§ **DIRECTIONS**: Out of the lines below, please list those that hold the string "current".

(Extracted data entries)
'''

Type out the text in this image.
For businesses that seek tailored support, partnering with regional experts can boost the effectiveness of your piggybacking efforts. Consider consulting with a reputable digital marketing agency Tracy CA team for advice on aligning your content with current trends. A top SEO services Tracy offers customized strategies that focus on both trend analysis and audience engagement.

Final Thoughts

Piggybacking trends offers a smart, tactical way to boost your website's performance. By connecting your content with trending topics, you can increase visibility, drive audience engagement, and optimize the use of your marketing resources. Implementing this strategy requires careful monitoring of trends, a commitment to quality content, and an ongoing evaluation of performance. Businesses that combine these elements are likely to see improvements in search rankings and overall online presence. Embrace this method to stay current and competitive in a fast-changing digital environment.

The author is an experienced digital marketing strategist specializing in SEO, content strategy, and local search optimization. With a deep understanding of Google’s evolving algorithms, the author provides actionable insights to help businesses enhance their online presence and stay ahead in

'''

§ **FULL ANSWER**:
For businesses that seek tailored support, partnering with regional experts can boost the effectiveness of your piggybacking efforts. Consider consulting with a reputable digital marketing agency Tracy CA team for advice on aligning your content with current trends. A top SEO services Tracy offers customized strategies that focus on both trend analysis and audience engagement.
Piggybacking trends offers a smart, tactical way to boost your website's performance. By connecting your content with trending topics, you can increase visibility, drive audience engagement, and optimize the use of your marketing resources. Implementing this strategy requires careful monitoring of trends, a commitment to quality content, and an ongoing evaluation of performance. Businesses that combine these elements are likely to see improvements in search rankings and overall online presence. Embrace this method to stay current and competitive in a fast-changing digital environment.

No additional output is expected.